*STATED TASK*.
Exact reproduction of the data is required, with images excluded.

____ RECORD EXCERPTS

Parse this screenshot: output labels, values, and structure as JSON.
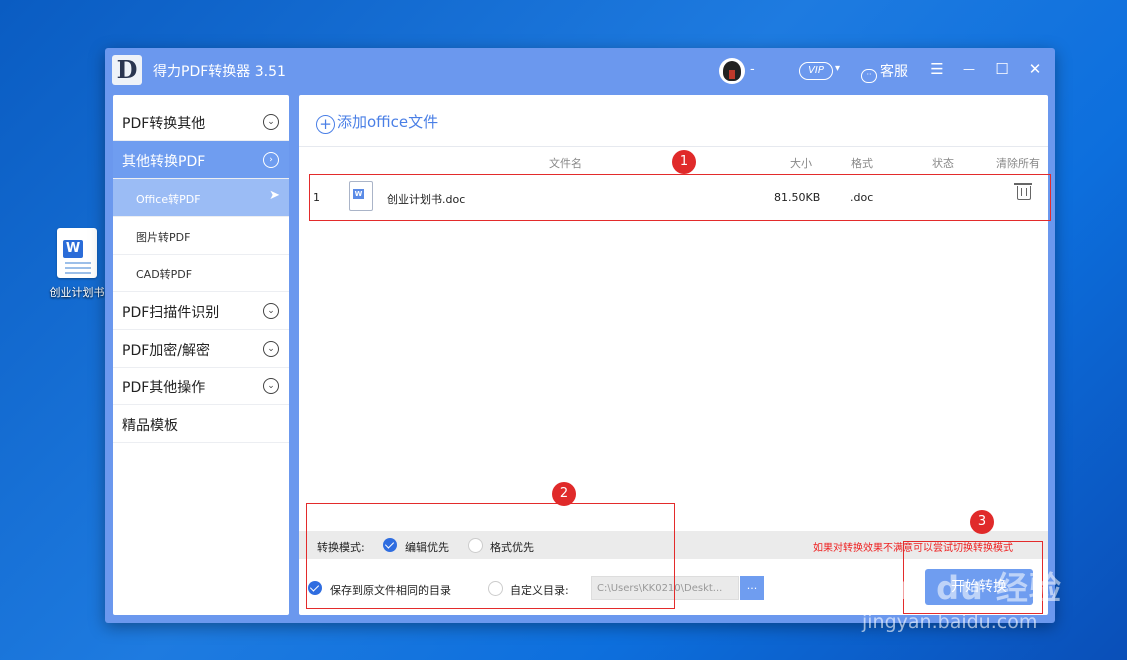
{
  "desktop": {
    "icon_label": "创业计划书",
    "icon_glyph": "W"
  },
  "window": {
    "logo": "D",
    "title": "得力PDF转换器 3.51",
    "user_dash": "-",
    "vip": "VIP",
    "vip_caret": "▾",
    "service": "客服",
    "controls": {
      "menu": "☰",
      "minimize": "—",
      "maximize": "☐",
      "close": "✕"
    }
  },
  "sidebar": {
    "items": [
      {
        "label": "PDF转换其他",
        "icon": "chevron-down-circle-icon",
        "glyph": "⌄"
      },
      {
        "label": "其他转换PDF",
        "icon": "chevron-right-circle-icon",
        "glyph": "›"
      },
      {
        "label": "PDF扫描件识别",
        "icon": "chevron-down-circle-icon",
        "glyph": "⌄"
      },
      {
        "label": "PDF加密/解密",
        "icon": "chevron-down-circle-icon",
        "glyph": "⌄"
      },
      {
        "label": "PDF其他操作",
        "icon": "chevron-down-circle-icon",
        "glyph": "⌄"
      },
      {
        "label": "精品模板"
      }
    ],
    "subitems": [
      {
        "label": "Office转PDF",
        "arrow": "➤"
      },
      {
        "label": "图片转PDF"
      },
      {
        "label": "CAD转PDF"
      }
    ]
  },
  "main": {
    "add_button": "添加office文件",
    "add_icon": "+",
    "columns": {
      "filename": "文件名",
      "size": "大小",
      "format": "格式",
      "status": "状态",
      "clear": "清除所有"
    },
    "files": [
      {
        "index": "1",
        "name": "创业计划书.doc",
        "size": "81.50KB",
        "format": ".doc",
        "status": "",
        "icon_glyph": "W"
      }
    ],
    "mode": {
      "label": "转换模式:",
      "option_edit": "编辑优先",
      "option_format": "格式优先",
      "selected": "编辑优先",
      "warning": "如果对转换效果不满意可以尝试切换转换模式"
    },
    "output": {
      "same_dir": "保存到原文件相同的目录",
      "custom_dir": "自定义目录:",
      "path": "C:\\Users\\KK0210\\Deskt...",
      "browse": "..."
    },
    "convert_button": "开始转换"
  },
  "annotations": {
    "badge1": "1",
    "badge2": "2",
    "badge3": "3"
  },
  "watermark": {
    "line1": "Bai du 经验",
    "line2": "jingyan.baidu.com"
  },
  "colors": {
    "accent": "#6f9df0",
    "brand_blue": "#4a7fe6",
    "annotation_red": "#e32b2b"
  }
}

________

*SOLUTION*.
Parse this screenshot: output labels, values, and structure as JSON.
{
  "desktop": {
    "icon_label": "创业计划书",
    "icon_glyph": "W"
  },
  "window": {
    "logo": "D",
    "title": "得力PDF转换器 3.51",
    "user_dash": "-",
    "vip": "VIP",
    "vip_caret": "▾",
    "service": "客服",
    "controls": {
      "menu": "☰",
      "minimize": "—",
      "maximize": "☐",
      "close": "✕"
    }
  },
  "sidebar": {
    "items": [
      {
        "label": "PDF转换其他",
        "icon": "chevron-down-circle-icon",
        "glyph": "⌄"
      },
      {
        "label": "其他转换PDF",
        "icon": "chevron-right-circle-icon",
        "glyph": "›"
      },
      {
        "label": "PDF扫描件识别",
        "icon": "chevron-down-circle-icon",
        "glyph": "⌄"
      },
      {
        "label": "PDF加密/解密",
        "icon": "chevron-down-circle-icon",
        "glyph": "⌄"
      },
      {
        "label": "PDF其他操作",
        "icon": "chevron-down-circle-icon",
        "glyph": "⌄"
      },
      {
        "label": "精品模板"
      }
    ],
    "subitems": [
      {
        "label": "Office转PDF",
        "arrow": "➤"
      },
      {
        "label": "图片转PDF"
      },
      {
        "label": "CAD转PDF"
      }
    ]
  },
  "main": {
    "add_button": "添加office文件",
    "add_icon": "+",
    "columns": {
      "filename": "文件名",
      "size": "大小",
      "format": "格式",
      "status": "状态",
      "clear": "清除所有"
    },
    "files": [
      {
        "index": "1",
        "name": "创业计划书.doc",
        "size": "81.50KB",
        "format": ".doc",
        "status": "",
        "icon_glyph": "W"
      }
    ],
    "mode": {
      "label": "转换模式:",
      "option_edit": "编辑优先",
      "option_format": "格式优先",
      "selected": "编辑优先",
      "warning": "如果对转换效果不满意可以尝试切换转换模式"
    },
    "output": {
      "same_dir": "保存到原文件相同的目录",
      "custom_dir": "自定义目录:",
      "path": "C:\\Users\\KK0210\\Deskt...",
      "browse": "..."
    },
    "convert_button": "开始转换"
  },
  "annotations": {
    "badge1": "1",
    "badge2": "2",
    "badge3": "3"
  },
  "watermark": {
    "line1": "Bai du 经验",
    "line2": "jingyan.baidu.com"
  },
  "colors": {
    "accent": "#6f9df0",
    "brand_blue": "#4a7fe6",
    "annotation_red": "#e32b2b"
  }
}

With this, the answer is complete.